**SET TASKS**
[1] From the article on manual printing, list every organization with which Joe Clarke's career is linked.
[2] Resume the article on manual printing, starting right after its final sentence.

The ins and outs of manual printing

Labor of Love

Joe Clarke has spent the past 47 years in the lab and in the engineering department, in pre-press and on-press, as an R&D / technical researcher and as a manager of screen print production. Clarke has held executive positions as President of M&R Printing Equipment and as Vice-President at Wilflex [Poly One]. He has been granted a growing number of print-related patents, including one for High-Shear printing with Smilin'Jack - he is a member of the ASDPT, is an Associate Editor for NBM and an SGIA Fellow.

Clarke has presented hundreds of technical papers, written a couple books and published over 600 technical / management articles for which he has been awarded five Swormstedts; the international standard for excellence in technical writing.

Currently Joe Clarke is the President of CPR, a Chicago-based corporation which manufactures Synergy Inks including NexGen; environmentally & financially responsible T-Shirt inks. For more information on CPR, visit

The manual press operator is a rare breed of creative-craftsman. With few exceptions, they will do anything necessary to ensure the highest-quality image imaginable. Then, by definition, the “best” manual press must be the one which allows the creation of these masterpieces quickly and consistently over a protracted lifespan.

But be forewarned: The press will only allow its operators to maximize the cumulative quality of the tools we bring to press if we add the unsustainable resource of time. So it seems the “best investment” must be the press that allows users to achieve our admirable goals is less time.

Quality-time continuum

To speak about the quality/time continuum, we’ll first need a common frame of reference. Consider what eats up so much time in preparation. There are only two time-eaters; the pair of perpetrators is dimensional image alignment (registration) and the art of balancing the ink thickness required by the mesh with the volume supplied by the blade.

Dimensional-image alignment is achieved with the use of a pair of adjustable bearings (hardened, eccentric cam followers) between which we wedge a steel bar every time we lower the screen. The other causes of mis-registration are the ability of the press to maintain parallelism between the screens and platens and the precision of the off-contact setting.

On top of this, we’ll require about 35 N/cm² printing tension to efficiently transfer even the nastiest white ink. Settings above the upper limit result in image displacement (an enlarged image in both directions). This is not to be confused with image drag in the stroke direction only, which is due to using single-axis, soft, buckled blades at low printing tension. Settings below the lower limit will cause image drag and other issues.

As the squeegee passes, the side-load on a typical 23" X 31" frame is about five pounds of pressure on every print stroke. This means we want a robust frame to be clamped into a robust side clamp which will not allow the frame to pivot (cantilever loading) or shift in reference to the image due to blade drag.

**INFORMATION SUPPLIED**

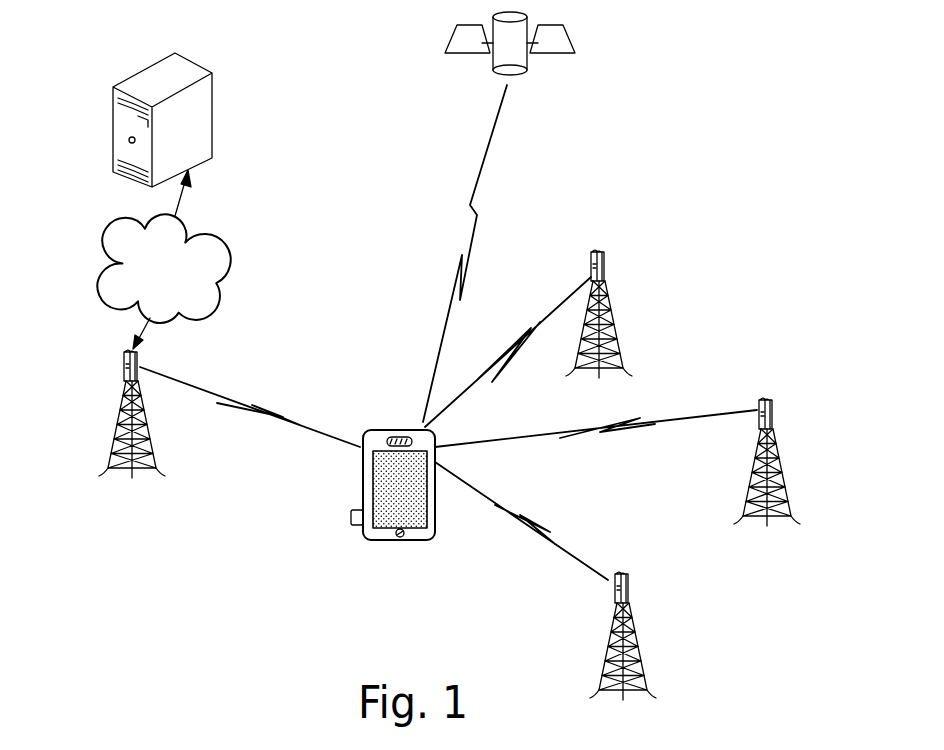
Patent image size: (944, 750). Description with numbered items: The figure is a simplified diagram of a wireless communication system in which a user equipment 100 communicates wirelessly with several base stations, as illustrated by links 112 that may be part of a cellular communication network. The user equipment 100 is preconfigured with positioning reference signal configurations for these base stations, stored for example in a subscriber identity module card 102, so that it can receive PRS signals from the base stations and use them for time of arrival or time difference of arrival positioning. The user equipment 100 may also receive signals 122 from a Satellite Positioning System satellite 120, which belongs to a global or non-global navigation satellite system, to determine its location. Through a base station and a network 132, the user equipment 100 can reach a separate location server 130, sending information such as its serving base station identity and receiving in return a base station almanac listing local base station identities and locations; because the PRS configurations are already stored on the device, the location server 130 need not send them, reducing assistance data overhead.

**EXPECTED ANSWERS**
[1] M&R Printing Equipment, Wilflex [Poly One], ASDPT, NBM, SGIA, CPR

[2]
An observant print practitioner can garner almost as much information from the top of the screen as by looking at the printed image. The image on the right shows the result of blade buckling—the mesh is not completely cleared, there is excess white ink on the non-image areas and the ink trailed behind the blade. The solution is to reduce the initial angle shown in the image below so it clears, is clean on top and leaves no trails.

Microcosm of confusion

It’s important to realize that micro-register adjustments will not ever compensate for a shape change caused by drag and stretch. Micro can only move the shape. If drag and stretch have contorted a rectangle into a slice of white bread, it’s too late for micro! If the press won’t maintain parallelism and precision gap, the shape of the image will change and a millennium of micro adjustments won’t find a fit.

Now that we realize the difference in shift and shape, most micros operate not on an X and Y axis but an X1, X2 and Theta axis.

X1 and X2 push or pull from a position proximate to the corner of the screen frame. Independently, they pivot the screen in an arc. Turn both X1 and X2 simultaneously in the same direction and the frame will shift in the Y direction (north/south). The single Theta (an arbitrary angle near east/west) does not guarantee it will move the screen parallel OR perpendicular to our image, but it will shift the image.

If the bolts used for micro-adjust are 16-thread, every full turn of the knob will move the screen 1/16th of an inch—a window of registration we could drive a truck through. A quarter turn of the same knob will move the screen 0.015", or about the gauge of a thin credit card.

The best micro adjustments will have the finest threads to allow some combination of half or full turns (180 to 360 degrees) only slightly move the screens. Micro should reduce your effort, not test your eye-to-hand coordination.

Clamping situation

To ensure stability during the press run, look for large, wide, side clamps with double lock-knobs. The large surface area on the underside of the frame and two clamps per side will grip the frame, keep it from pivoting and shifting under the stress of printing tension, and drag if using a single-hinge blade. If using a round-tube frame, be certain to use the optional clamp adapters or buy a press with built-in adapters.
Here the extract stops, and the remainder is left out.